→ **Entries with figure data**
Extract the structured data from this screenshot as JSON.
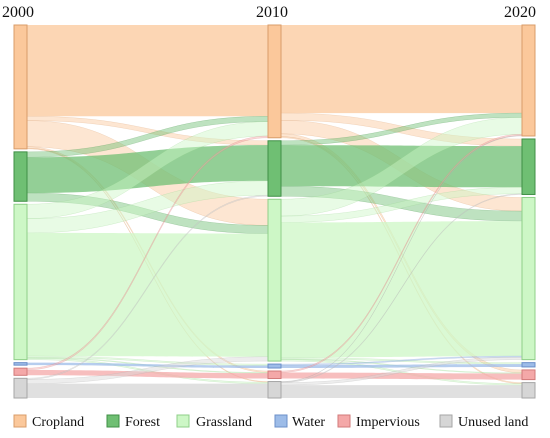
{
  "years": [
    "2000",
    "2010",
    "2020"
  ],
  "classes": [
    {
      "id": "cropland",
      "label": "Cropland",
      "color": "#fbc89b",
      "stroke": "#d89c6a"
    },
    {
      "id": "forest",
      "label": "Forest",
      "color": "#6fbf73",
      "stroke": "#3f8f45"
    },
    {
      "id": "grassland",
      "label": "Grassland",
      "color": "#cdf7c6",
      "stroke": "#8fcf88"
    },
    {
      "id": "water",
      "label": "Water",
      "color": "#9dbce8",
      "stroke": "#6b8fc9"
    },
    {
      "id": "impervious",
      "label": "Impervious",
      "color": "#f4a8a8",
      "stroke": "#d27a7a"
    },
    {
      "id": "unused",
      "label": "Unused land",
      "color": "#d6d6d6",
      "stroke": "#a6a6a6"
    }
  ],
  "node_share": {
    "2000": {
      "cropland": 0.346,
      "forest": 0.138,
      "grassland": 0.434,
      "water": 0.007,
      "impervious": 0.02,
      "unused": 0.055
    },
    "2010": {
      "cropland": 0.315,
      "forest": 0.155,
      "grassland": 0.452,
      "water": 0.011,
      "impervious": 0.021,
      "unused": 0.046
    },
    "2020": {
      "cropland": 0.31,
      "forest": 0.155,
      "grassland": 0.453,
      "water": 0.012,
      "impervious": 0.027,
      "unused": 0.043
    }
  },
  "transitions": [
    {
      "from_year": "2000",
      "to_year": "2010",
      "flows": [
        {
          "from": "cropland",
          "to": "cropland",
          "share": 0.255
        },
        {
          "from": "cropland",
          "to": "forest",
          "share": 0.012
        },
        {
          "from": "cropland",
          "to": "grassland",
          "share": 0.073
        },
        {
          "from": "cropland",
          "to": "impervious",
          "share": 0.004
        },
        {
          "from": "cropland",
          "to": "unused",
          "share": 0.002
        },
        {
          "from": "forest",
          "to": "cropland",
          "share": 0.015
        },
        {
          "from": "forest",
          "to": "forest",
          "share": 0.1
        },
        {
          "from": "forest",
          "to": "grassland",
          "share": 0.023
        },
        {
          "from": "grassland",
          "to": "cropland",
          "share": 0.04
        },
        {
          "from": "grassland",
          "to": "forest",
          "share": 0.04
        },
        {
          "from": "grassland",
          "to": "grassland",
          "share": 0.344
        },
        {
          "from": "grassland",
          "to": "water",
          "share": 0.004
        },
        {
          "from": "grassland",
          "to": "impervious",
          "share": 0.002
        },
        {
          "from": "grassland",
          "to": "unused",
          "share": 0.004
        },
        {
          "from": "water",
          "to": "water",
          "share": 0.007
        },
        {
          "from": "impervious",
          "to": "impervious",
          "share": 0.015
        },
        {
          "from": "impervious",
          "to": "cropland",
          "share": 0.005
        },
        {
          "from": "unused",
          "to": "grassland",
          "share": 0.012
        },
        {
          "from": "unused",
          "to": "forest",
          "share": 0.003
        },
        {
          "from": "unused",
          "to": "unused",
          "share": 0.04
        }
      ]
    },
    {
      "from_year": "2010",
      "to_year": "2020",
      "flows": [
        {
          "from": "cropland",
          "to": "cropland",
          "share": 0.246
        },
        {
          "from": "cropland",
          "to": "forest",
          "share": 0.02
        },
        {
          "from": "cropland",
          "to": "grassland",
          "share": 0.038
        },
        {
          "from": "cropland",
          "to": "impervious",
          "share": 0.008
        },
        {
          "from": "cropland",
          "to": "unused",
          "share": 0.003
        },
        {
          "from": "forest",
          "to": "cropland",
          "share": 0.012
        },
        {
          "from": "forest",
          "to": "forest",
          "share": 0.115
        },
        {
          "from": "forest",
          "to": "grassland",
          "share": 0.028
        },
        {
          "from": "grassland",
          "to": "cropland",
          "share": 0.047
        },
        {
          "from": "grassland",
          "to": "forest",
          "share": 0.018
        },
        {
          "from": "grassland",
          "to": "grassland",
          "share": 0.377
        },
        {
          "from": "grassland",
          "to": "water",
          "share": 0.004
        },
        {
          "from": "grassland",
          "to": "impervious",
          "share": 0.002
        },
        {
          "from": "grassland",
          "to": "unused",
          "share": 0.004
        },
        {
          "from": "water",
          "to": "water",
          "share": 0.008
        },
        {
          "from": "water",
          "to": "grassland",
          "share": 0.003
        },
        {
          "from": "impervious",
          "to": "impervious",
          "share": 0.017
        },
        {
          "from": "impervious",
          "to": "cropland",
          "share": 0.004
        },
        {
          "from": "unused",
          "to": "grassland",
          "share": 0.007
        },
        {
          "from": "unused",
          "to": "forest",
          "share": 0.002
        },
        {
          "from": "unused",
          "to": "unused",
          "share": 0.036
        },
        {
          "from": "unused",
          "to": "cropland",
          "share": 0.001
        }
      ]
    }
  ]
}
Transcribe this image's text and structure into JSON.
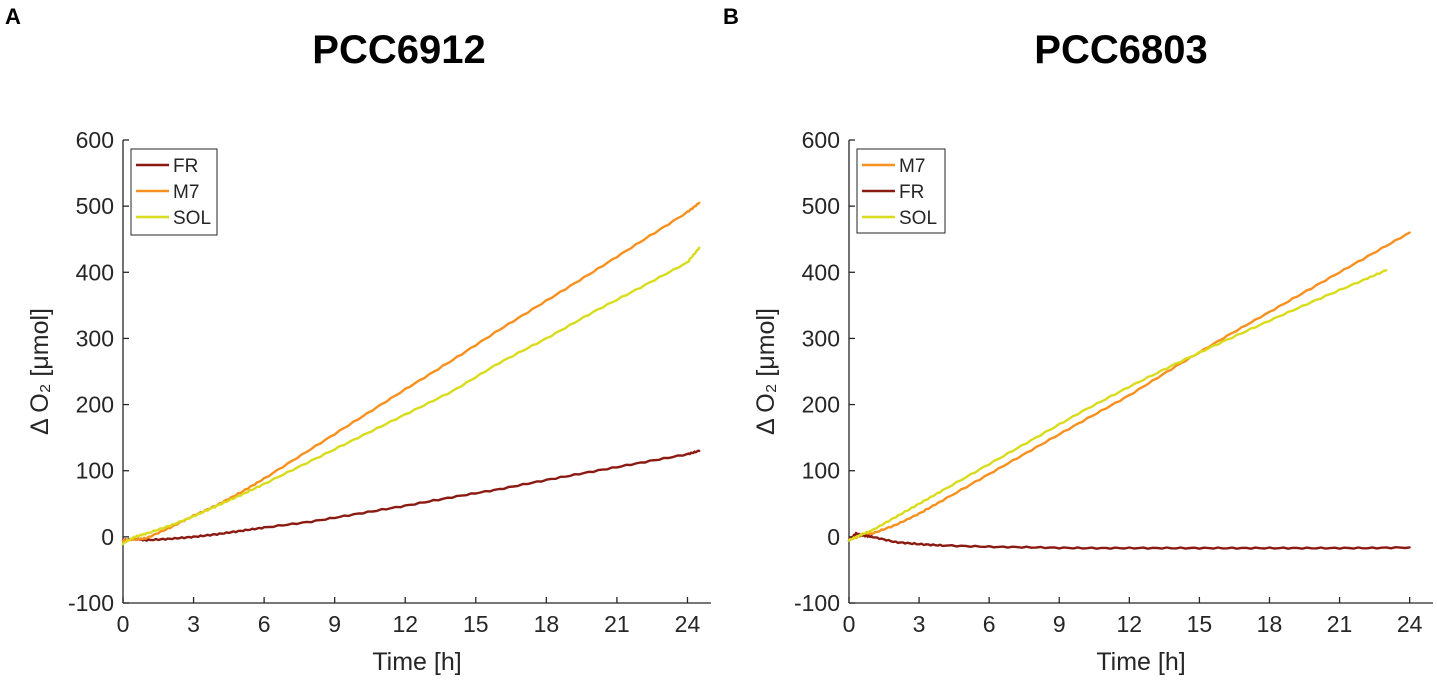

→ **Exercise objective**
The pictures should not appear in the copy; every other part of the records above must be returned exactly.

→ **Right answer**
Extract the structured data from this screenshot as JSON.
{
  "years": [
    "2000",
    "2010",
    "2020"
  ],
  "classes": [
    {
      "id": "cropland",
      "label": "Cropland",
      "color": "#fbc89b",
      "stroke": "#d89c6a"
    },
    {
      "id": "forest",
      "label": "Forest",
      "color": "#6fbf73",
      "stroke": "#3f8f45"
    },
    {
      "id": "grassland",
      "label": "Grassland",
      "color": "#cdf7c6",
      "stroke": "#8fcf88"
    },
    {
      "id": "water",
      "label": "Water",
      "color": "#9dbce8",
      "stroke": "#6b8fc9"
    },
    {
      "id": "impervious",
      "label": "Impervious",
      "color": "#f4a8a8",
      "stroke": "#d27a7a"
    },
    {
      "id": "unused",
      "label": "Unused land",
      "color": "#d6d6d6",
      "stroke": "#a6a6a6"
    }
  ],
  "node_share": {
    "2000": {
      "cropland": 0.346,
      "forest": 0.138,
      "grassland": 0.434,
      "water": 0.007,
      "impervious": 0.02,
      "unused": 0.055
    },
    "2010": {
      "cropland": 0.315,
      "forest": 0.155,
      "grassland": 0.452,
      "water": 0.011,
      "impervious": 0.021,
      "unused": 0.046
    },
    "2020": {
      "cropland": 0.31,
      "forest": 0.155,
      "grassland": 0.453,
      "water": 0.012,
      "impervious": 0.027,
      "unused": 0.043
    }
  },
  "transitions": [
    {
      "from_year": "2000",
      "to_year": "2010",
      "flows": [
        {
          "from": "cropland",
          "to": "cropland",
          "share": 0.255
        },
        {
          "from": "cropland",
          "to": "forest",
          "share": 0.012
        },
        {
          "from": "cropland",
          "to": "grassland",
          "share": 0.073
        },
        {
          "from": "cropland",
          "to": "impervious",
          "share": 0.004
        },
        {
          "from": "cropland",
          "to": "unused",
          "share": 0.002
        },
        {
          "from": "forest",
          "to": "cropland",
          "share": 0.015
        },
        {
          "from": "forest",
          "to": "forest",
          "share": 0.1
        },
        {
          "from": "forest",
          "to": "grassland",
          "share": 0.023
        },
        {
          "from": "grassland",
          "to": "cropland",
          "share": 0.04
        },
        {
          "from": "grassland",
          "to": "forest",
          "share": 0.04
        },
        {
          "from": "grassland",
          "to": "grassland",
          "share": 0.344
        },
        {
          "from": "grassland",
          "to": "water",
          "share": 0.004
        },
        {
          "from": "grassland",
          "to": "impervious",
          "share": 0.002
        },
        {
          "from": "grassland",
          "to": "unused",
          "share": 0.004
        },
        {
          "from": "water",
          "to": "water",
          "share": 0.007
        },
        {
          "from": "impervious",
          "to": "impervious",
          "share": 0.015
        },
        {
          "from": "impervious",
          "to": "cropland",
          "share": 0.005
        },
        {
          "from": "unused",
          "to": "grassland",
          "share": 0.012
        },
        {
          "from": "unused",
          "to": "forest",
          "share": 0.003
        },
        {
          "from": "unused",
          "to": "unused",
          "share": 0.04
        }
      ]
    },
    {
      "from_year": "2010",
      "to_year": "2020",
      "flows": [
        {
          "from": "cropland",
          "to": "cropland",
          "share": 0.246
        },
        {
          "from": "cropland",
          "to": "forest",
          "share": 0.02
        },
        {
          "from": "cropland",
          "to": "grassland",
          "share": 0.038
        },
        {
          "from": "cropland",
          "to": "impervious",
          "share": 0.008
        },
        {
          "from": "cropland",
          "to": "unused",
          "share": 0.003
        },
        {
          "from": "forest",
          "to": "cropland",
          "share": 0.012
        },
        {
          "from": "forest",
          "to": "forest",
          "share": 0.115
        },
        {
          "from": "forest",
          "to": "grassland",
          "share": 0.028
        },
        {
          "from": "grassland",
          "to": "cropland",
          "share": 0.047
        },
        {
          "from": "grassland",
          "to": "forest",
          "share": 0.018
        },
        {
          "from": "grassland",
          "to": "grassland",
          "share": 0.377
        },
        {
          "from": "grassland",
          "to": "water",
          "share": 0.004
        },
        {
          "from": "grassland",
          "to": "impervious",
          "share": 0.002
        },
        {
          "from": "grassland",
          "to": "unused",
          "share": 0.004
        },
        {
          "from": "water",
          "to": "water",
          "share": 0.008
        },
        {
          "from": "water",
          "to": "grassland",
          "share": 0.003
        },
        {
          "from": "impervious",
          "to": "impervious",
          "share": 0.017
        },
        {
          "from": "impervious",
          "to": "cropland",
          "share": 0.004
        },
        {
          "from": "unused",
          "to": "grassland",
          "share": 0.007
        },
        {
          "from": "unused",
          "to": "forest",
          "share": 0.002
        },
        {
          "from": "unused",
          "to": "unused",
          "share": 0.036
        },
        {
          "from": "unused",
          "to": "cropland",
          "share": 0.001
        }
      ]
    }
  ]
}
Transcribe this image's text and structure into JSON.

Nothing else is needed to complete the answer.